▶ [Task prompt]
Every line in the listing is to be echoed verbatim.

(Stored data)
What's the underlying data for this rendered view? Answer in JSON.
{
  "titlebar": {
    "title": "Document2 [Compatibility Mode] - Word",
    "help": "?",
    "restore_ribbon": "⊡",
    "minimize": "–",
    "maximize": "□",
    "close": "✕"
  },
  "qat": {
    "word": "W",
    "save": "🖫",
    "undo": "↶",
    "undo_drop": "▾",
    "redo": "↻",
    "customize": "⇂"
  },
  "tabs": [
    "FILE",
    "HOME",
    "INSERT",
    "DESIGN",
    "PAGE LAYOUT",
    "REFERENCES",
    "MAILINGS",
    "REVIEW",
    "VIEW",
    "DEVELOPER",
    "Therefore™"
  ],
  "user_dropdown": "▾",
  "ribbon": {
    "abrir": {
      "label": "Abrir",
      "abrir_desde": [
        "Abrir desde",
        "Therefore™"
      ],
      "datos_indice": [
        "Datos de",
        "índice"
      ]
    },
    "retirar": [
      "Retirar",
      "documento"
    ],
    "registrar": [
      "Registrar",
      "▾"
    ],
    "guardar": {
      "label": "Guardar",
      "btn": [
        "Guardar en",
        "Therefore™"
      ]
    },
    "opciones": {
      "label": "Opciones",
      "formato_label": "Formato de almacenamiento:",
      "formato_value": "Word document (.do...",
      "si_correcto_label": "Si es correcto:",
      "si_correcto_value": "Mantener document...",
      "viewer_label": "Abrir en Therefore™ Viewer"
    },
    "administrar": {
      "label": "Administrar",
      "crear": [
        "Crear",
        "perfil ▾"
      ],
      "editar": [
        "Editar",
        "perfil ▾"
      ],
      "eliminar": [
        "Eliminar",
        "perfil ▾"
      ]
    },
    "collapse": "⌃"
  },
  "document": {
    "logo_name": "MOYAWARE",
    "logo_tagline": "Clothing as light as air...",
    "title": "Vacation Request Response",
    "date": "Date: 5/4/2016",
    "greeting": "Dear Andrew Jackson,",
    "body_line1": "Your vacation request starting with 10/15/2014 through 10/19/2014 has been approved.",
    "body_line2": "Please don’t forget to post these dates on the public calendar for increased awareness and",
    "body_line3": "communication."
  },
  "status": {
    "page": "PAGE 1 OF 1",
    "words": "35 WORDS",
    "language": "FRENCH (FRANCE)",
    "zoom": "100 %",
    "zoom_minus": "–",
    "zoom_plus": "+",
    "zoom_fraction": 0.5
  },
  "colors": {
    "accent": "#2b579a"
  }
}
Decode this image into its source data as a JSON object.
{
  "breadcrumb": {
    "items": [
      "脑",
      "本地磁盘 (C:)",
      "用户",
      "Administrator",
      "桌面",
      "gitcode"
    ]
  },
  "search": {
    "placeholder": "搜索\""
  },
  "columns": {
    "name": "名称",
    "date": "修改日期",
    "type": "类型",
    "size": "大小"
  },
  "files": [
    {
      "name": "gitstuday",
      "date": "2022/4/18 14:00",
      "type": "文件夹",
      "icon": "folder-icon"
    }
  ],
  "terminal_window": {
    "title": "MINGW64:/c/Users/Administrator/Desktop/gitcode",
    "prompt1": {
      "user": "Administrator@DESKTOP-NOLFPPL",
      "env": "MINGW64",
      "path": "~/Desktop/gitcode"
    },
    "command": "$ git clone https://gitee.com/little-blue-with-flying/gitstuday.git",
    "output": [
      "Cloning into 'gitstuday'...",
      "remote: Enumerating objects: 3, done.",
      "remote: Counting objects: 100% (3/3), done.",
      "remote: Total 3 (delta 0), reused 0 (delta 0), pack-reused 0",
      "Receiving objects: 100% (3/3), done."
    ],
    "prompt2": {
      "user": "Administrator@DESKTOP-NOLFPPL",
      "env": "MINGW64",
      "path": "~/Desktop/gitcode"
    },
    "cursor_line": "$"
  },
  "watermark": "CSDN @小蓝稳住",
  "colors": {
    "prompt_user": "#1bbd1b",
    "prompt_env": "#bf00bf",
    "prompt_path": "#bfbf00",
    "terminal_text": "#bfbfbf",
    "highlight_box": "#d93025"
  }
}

▶ [Task solution]
What's the underlying data for this rendered view? Answer in JSON.
{
  "titlebar": {
    "title": "Document2 [Compatibility Mode] - Word",
    "help": "?",
    "restore_ribbon": "⊡",
    "minimize": "–",
    "maximize": "□",
    "close": "✕"
  },
  "qat": {
    "word": "W",
    "save": "🖫",
    "undo": "↶",
    "undo_drop": "▾",
    "redo": "↻",
    "customize": "⇂"
  },
  "tabs": [
    "FILE",
    "HOME",
    "INSERT",
    "DESIGN",
    "PAGE LAYOUT",
    "REFERENCES",
    "MAILINGS",
    "REVIEW",
    "VIEW",
    "DEVELOPER",
    "Therefore™"
  ],
  "user_dropdown": "▾",
  "ribbon": {
    "abrir": {
      "label": "Abrir",
      "abrir_desde": [
        "Abrir desde",
        "Therefore™"
      ],
      "datos_indice": [
        "Datos de",
        "índice"
      ]
    },
    "retirar": [
      "Retirar",
      "documento"
    ],
    "registrar": [
      "Registrar",
      "▾"
    ],
    "guardar": {
      "label": "Guardar",
      "btn": [
        "Guardar en",
        "Therefore™"
      ]
    },
    "opciones": {
      "label": "Opciones",
      "formato_label": "Formato de almacenamiento:",
      "formato_value": "Word document (.do...",
      "si_correcto_label": "Si es correcto:",
      "si_correcto_value": "Mantener document...",
      "viewer_label": "Abrir en Therefore™ Viewer"
    },
    "administrar": {
      "label": "Administrar",
      "crear": [
        "Crear",
        "perfil ▾"
      ],
      "editar": [
        "Editar",
        "perfil ▾"
      ],
      "eliminar": [
        "Eliminar",
        "perfil ▾"
      ]
    },
    "collapse": "⌃"
  },
  "document": {
    "logo_name": "MOYAWARE",
    "logo_tagline": "Clothing as light as air...",
    "title": "Vacation Request Response",
    "date": "Date: 5/4/2016",
    "greeting": "Dear Andrew Jackson,",
    "body_line1": "Your vacation request starting with 10/15/2014 through 10/19/2014 has been approved.",
    "body_line2": "Please don’t forget to post these dates on the public calendar for increased awareness and",
    "body_line3": "communication."
  },
  "status": {
    "page": "PAGE 1 OF 1",
    "words": "35 WORDS",
    "language": "FRENCH (FRANCE)",
    "zoom": "100 %",
    "zoom_minus": "–",
    "zoom_plus": "+",
    "zoom_fraction": 0.5
  },
  "colors": {
    "accent": "#2b579a"
  }
}
Decode this image into its source data as a JSON object.
{
  "breadcrumb": {
    "items": [
      "脑",
      "本地磁盘 (C:)",
      "用户",
      "Administrator",
      "桌面",
      "gitcode"
    ]
  },
  "search": {
    "placeholder": "搜索\""
  },
  "columns": {
    "name": "名称",
    "date": "修改日期",
    "type": "类型",
    "size": "大小"
  },
  "files": [
    {
      "name": "gitstuday",
      "date": "2022/4/18 14:00",
      "type": "文件夹",
      "icon": "folder-icon"
    }
  ],
  "terminal_window": {
    "title": "MINGW64:/c/Users/Administrator/Desktop/gitcode",
    "prompt1": {
      "user": "Administrator@DESKTOP-NOLFPPL",
      "env": "MINGW64",
      "path": "~/Desktop/gitcode"
    },
    "command": "$ git clone https://gitee.com/little-blue-with-flying/gitstuday.git",
    "output": [
      "Cloning into 'gitstuday'...",
      "remote: Enumerating objects: 3, done.",
      "remote: Counting objects: 100% (3/3), done.",
      "remote: Total 3 (delta 0), reused 0 (delta 0), pack-reused 0",
      "Receiving objects: 100% (3/3), done."
    ],
    "prompt2": {
      "user": "Administrator@DESKTOP-NOLFPPL",
      "env": "MINGW64",
      "path": "~/Desktop/gitcode"
    },
    "cursor_line": "$"
  },
  "watermark": "CSDN @小蓝稳住",
  "colors": {
    "prompt_user": "#1bbd1b",
    "prompt_env": "#bf00bf",
    "prompt_path": "#bfbf00",
    "terminal_text": "#bfbfbf",
    "highlight_box": "#d93025"
  }
}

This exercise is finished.